(INSTRUCTIONS TO FOLLOW) Exclude the pictures and retype the entries as written.

Figure data in JSON

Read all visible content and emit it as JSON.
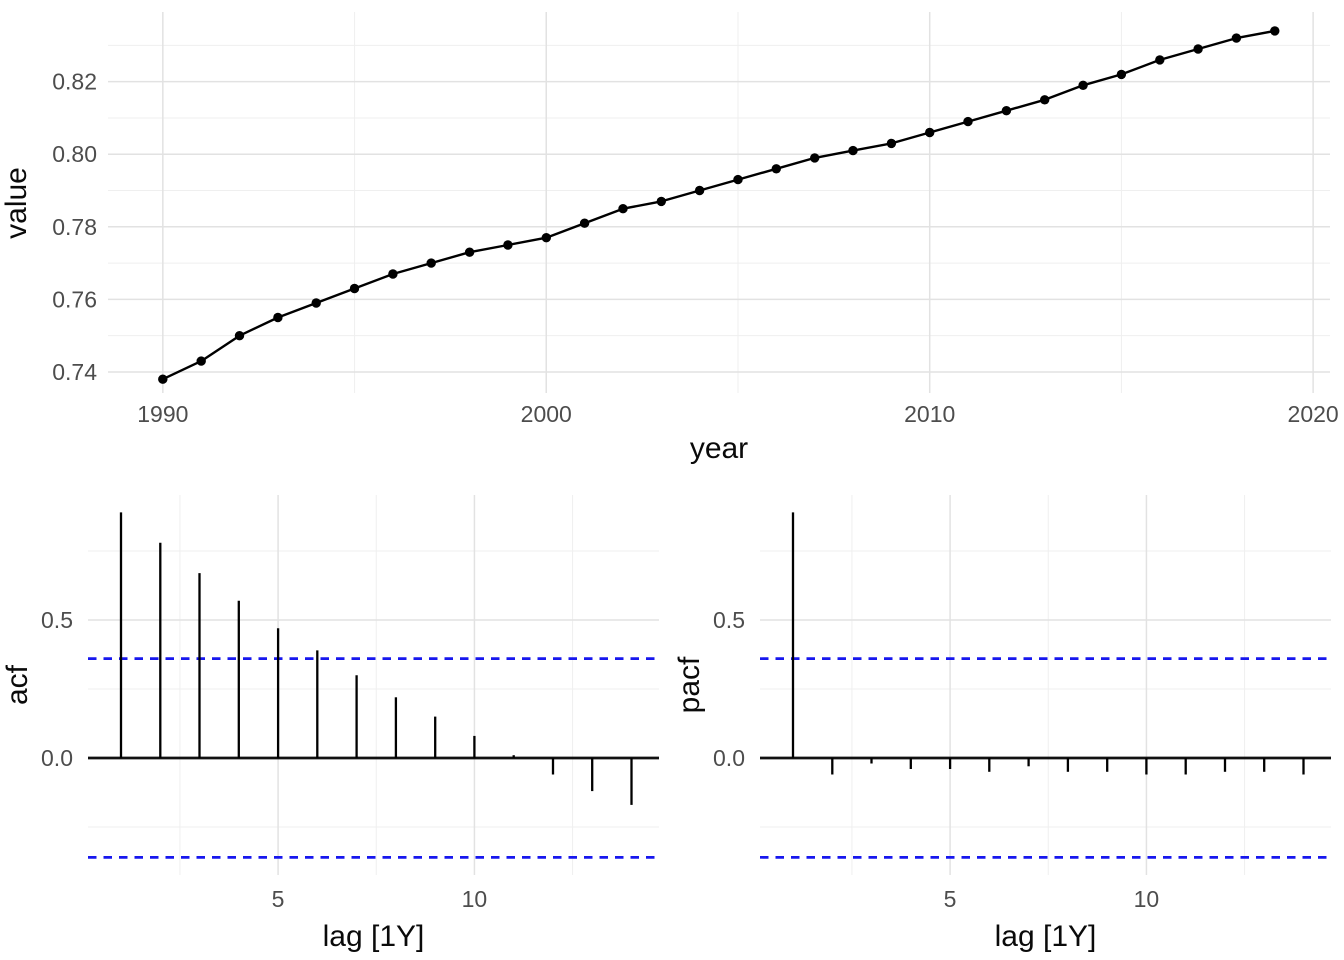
{
  "page": {
    "background": "#FFFFFF"
  },
  "style": {
    "series_color": "#000000",
    "ci_color": "#1717EE",
    "grid_major_color": "#E2E2E2",
    "grid_minor_color": "#EFEFEF",
    "tick_label_color": "#4D4D4D",
    "axis_title_color": "#0A0A0A",
    "zero_line_color": "#111111"
  },
  "chart_data": [
    {
      "id": "value-time-series",
      "type": "line",
      "title": "",
      "xlabel": "year",
      "ylabel": "value",
      "x": [
        1990,
        1991,
        1992,
        1993,
        1994,
        1995,
        1996,
        1997,
        1998,
        1999,
        2000,
        2001,
        2002,
        2003,
        2004,
        2005,
        2006,
        2007,
        2008,
        2009,
        2010,
        2011,
        2012,
        2013,
        2014,
        2015,
        2016,
        2017,
        2018,
        2019
      ],
      "y": [
        0.738,
        0.743,
        0.75,
        0.755,
        0.759,
        0.763,
        0.767,
        0.77,
        0.773,
        0.775,
        0.777,
        0.781,
        0.785,
        0.787,
        0.79,
        0.793,
        0.796,
        0.799,
        0.801,
        0.803,
        0.806,
        0.809,
        0.812,
        0.815,
        0.819,
        0.822,
        0.826,
        0.829,
        0.832,
        0.834
      ],
      "x_ticks": {
        "values": [
          1990,
          2000,
          2010,
          2020
        ],
        "labels": [
          "1990",
          "2000",
          "2010",
          "2020"
        ]
      },
      "y_ticks": {
        "values": [
          0.74,
          0.76,
          0.78,
          0.8,
          0.82
        ],
        "labels": [
          "0.74",
          "0.76",
          "0.78",
          "0.80",
          "0.82"
        ]
      },
      "x_minor": [
        1995,
        2005,
        2015
      ],
      "y_minor": [
        0.75,
        0.77,
        0.79,
        0.81,
        0.83
      ],
      "xlim": [
        1988.57,
        2020.44
      ],
      "ylim": [
        0.7342,
        0.8392
      ],
      "grid": "on",
      "legend": "none",
      "marker": "filled-circle"
    },
    {
      "id": "acf",
      "type": "bar",
      "subtype": "stem",
      "title": "",
      "xlabel": "lag [1Y]",
      "ylabel": "acf",
      "x": [
        1,
        2,
        3,
        4,
        5,
        6,
        7,
        8,
        9,
        10,
        11,
        12,
        13,
        14
      ],
      "values": [
        0.89,
        0.78,
        0.67,
        0.57,
        0.47,
        0.39,
        0.3,
        0.22,
        0.15,
        0.08,
        0.01,
        -0.06,
        -0.12,
        -0.17
      ],
      "ci_bound": 0.36,
      "ci_style": "dashed",
      "x_ticks": {
        "values": [
          5,
          10
        ],
        "labels": [
          "5",
          "10"
        ]
      },
      "y_ticks": {
        "values": [
          0,
          0.5
        ],
        "labels": [
          "0.0",
          "0.5"
        ]
      },
      "x_minor": [
        2.5,
        7.5,
        12.5
      ],
      "y_minor": [
        -0.25,
        0.25,
        0.75
      ],
      "xlim": [
        0.16,
        14.7
      ],
      "ylim": [
        -0.424,
        0.953
      ],
      "grid": "on",
      "legend": "none"
    },
    {
      "id": "pacf",
      "type": "bar",
      "subtype": "stem",
      "title": "",
      "xlabel": "lag [1Y]",
      "ylabel": "pacf",
      "x": [
        1,
        2,
        3,
        4,
        5,
        6,
        7,
        8,
        9,
        10,
        11,
        12,
        13,
        14
      ],
      "values": [
        0.89,
        -0.06,
        -0.02,
        -0.04,
        -0.04,
        -0.05,
        -0.03,
        -0.05,
        -0.05,
        -0.06,
        -0.06,
        -0.05,
        -0.05,
        -0.06
      ],
      "ci_bound": 0.36,
      "ci_style": "dashed",
      "x_ticks": {
        "values": [
          5,
          10
        ],
        "labels": [
          "5",
          "10"
        ]
      },
      "y_ticks": {
        "values": [
          0,
          0.5
        ],
        "labels": [
          "0.0",
          "0.5"
        ]
      },
      "x_minor": [
        2.5,
        7.5,
        12.5
      ],
      "y_minor": [
        -0.25,
        0.25,
        0.75
      ],
      "xlim": [
        0.16,
        14.7
      ],
      "ylim": [
        -0.424,
        0.953
      ],
      "grid": "on",
      "legend": "none"
    }
  ]
}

(SOLUTION TO THIS TASK)
Read all visible content and emit it as JSON.
{
  "page": {
    "background": "#FFFFFF"
  },
  "style": {
    "series_color": "#000000",
    "ci_color": "#1717EE",
    "grid_major_color": "#E2E2E2",
    "grid_minor_color": "#EFEFEF",
    "tick_label_color": "#4D4D4D",
    "axis_title_color": "#0A0A0A",
    "zero_line_color": "#111111"
  },
  "chart_data": [
    {
      "id": "value-time-series",
      "type": "line",
      "title": "",
      "xlabel": "year",
      "ylabel": "value",
      "x": [
        1990,
        1991,
        1992,
        1993,
        1994,
        1995,
        1996,
        1997,
        1998,
        1999,
        2000,
        2001,
        2002,
        2003,
        2004,
        2005,
        2006,
        2007,
        2008,
        2009,
        2010,
        2011,
        2012,
        2013,
        2014,
        2015,
        2016,
        2017,
        2018,
        2019
      ],
      "y": [
        0.738,
        0.743,
        0.75,
        0.755,
        0.759,
        0.763,
        0.767,
        0.77,
        0.773,
        0.775,
        0.777,
        0.781,
        0.785,
        0.787,
        0.79,
        0.793,
        0.796,
        0.799,
        0.801,
        0.803,
        0.806,
        0.809,
        0.812,
        0.815,
        0.819,
        0.822,
        0.826,
        0.829,
        0.832,
        0.834
      ],
      "x_ticks": {
        "values": [
          1990,
          2000,
          2010,
          2020
        ],
        "labels": [
          "1990",
          "2000",
          "2010",
          "2020"
        ]
      },
      "y_ticks": {
        "values": [
          0.74,
          0.76,
          0.78,
          0.8,
          0.82
        ],
        "labels": [
          "0.74",
          "0.76",
          "0.78",
          "0.80",
          "0.82"
        ]
      },
      "x_minor": [
        1995,
        2005,
        2015
      ],
      "y_minor": [
        0.75,
        0.77,
        0.79,
        0.81,
        0.83
      ],
      "xlim": [
        1988.57,
        2020.44
      ],
      "ylim": [
        0.7342,
        0.8392
      ],
      "grid": "on",
      "legend": "none",
      "marker": "filled-circle"
    },
    {
      "id": "acf",
      "type": "bar",
      "subtype": "stem",
      "title": "",
      "xlabel": "lag [1Y]",
      "ylabel": "acf",
      "x": [
        1,
        2,
        3,
        4,
        5,
        6,
        7,
        8,
        9,
        10,
        11,
        12,
        13,
        14
      ],
      "values": [
        0.89,
        0.78,
        0.67,
        0.57,
        0.47,
        0.39,
        0.3,
        0.22,
        0.15,
        0.08,
        0.01,
        -0.06,
        -0.12,
        -0.17
      ],
      "ci_bound": 0.36,
      "ci_style": "dashed",
      "x_ticks": {
        "values": [
          5,
          10
        ],
        "labels": [
          "5",
          "10"
        ]
      },
      "y_ticks": {
        "values": [
          0,
          0.5
        ],
        "labels": [
          "0.0",
          "0.5"
        ]
      },
      "x_minor": [
        2.5,
        7.5,
        12.5
      ],
      "y_minor": [
        -0.25,
        0.25,
        0.75
      ],
      "xlim": [
        0.16,
        14.7
      ],
      "ylim": [
        -0.424,
        0.953
      ],
      "grid": "on",
      "legend": "none"
    },
    {
      "id": "pacf",
      "type": "bar",
      "subtype": "stem",
      "title": "",
      "xlabel": "lag [1Y]",
      "ylabel": "pacf",
      "x": [
        1,
        2,
        3,
        4,
        5,
        6,
        7,
        8,
        9,
        10,
        11,
        12,
        13,
        14
      ],
      "values": [
        0.89,
        -0.06,
        -0.02,
        -0.04,
        -0.04,
        -0.05,
        -0.03,
        -0.05,
        -0.05,
        -0.06,
        -0.06,
        -0.05,
        -0.05,
        -0.06
      ],
      "ci_bound": 0.36,
      "ci_style": "dashed",
      "x_ticks": {
        "values": [
          5,
          10
        ],
        "labels": [
          "5",
          "10"
        ]
      },
      "y_ticks": {
        "values": [
          0,
          0.5
        ],
        "labels": [
          "0.0",
          "0.5"
        ]
      },
      "x_minor": [
        2.5,
        7.5,
        12.5
      ],
      "y_minor": [
        -0.25,
        0.25,
        0.75
      ],
      "xlim": [
        0.16,
        14.7
      ],
      "ylim": [
        -0.424,
        0.953
      ],
      "grid": "on",
      "legend": "none"
    }
  ]
}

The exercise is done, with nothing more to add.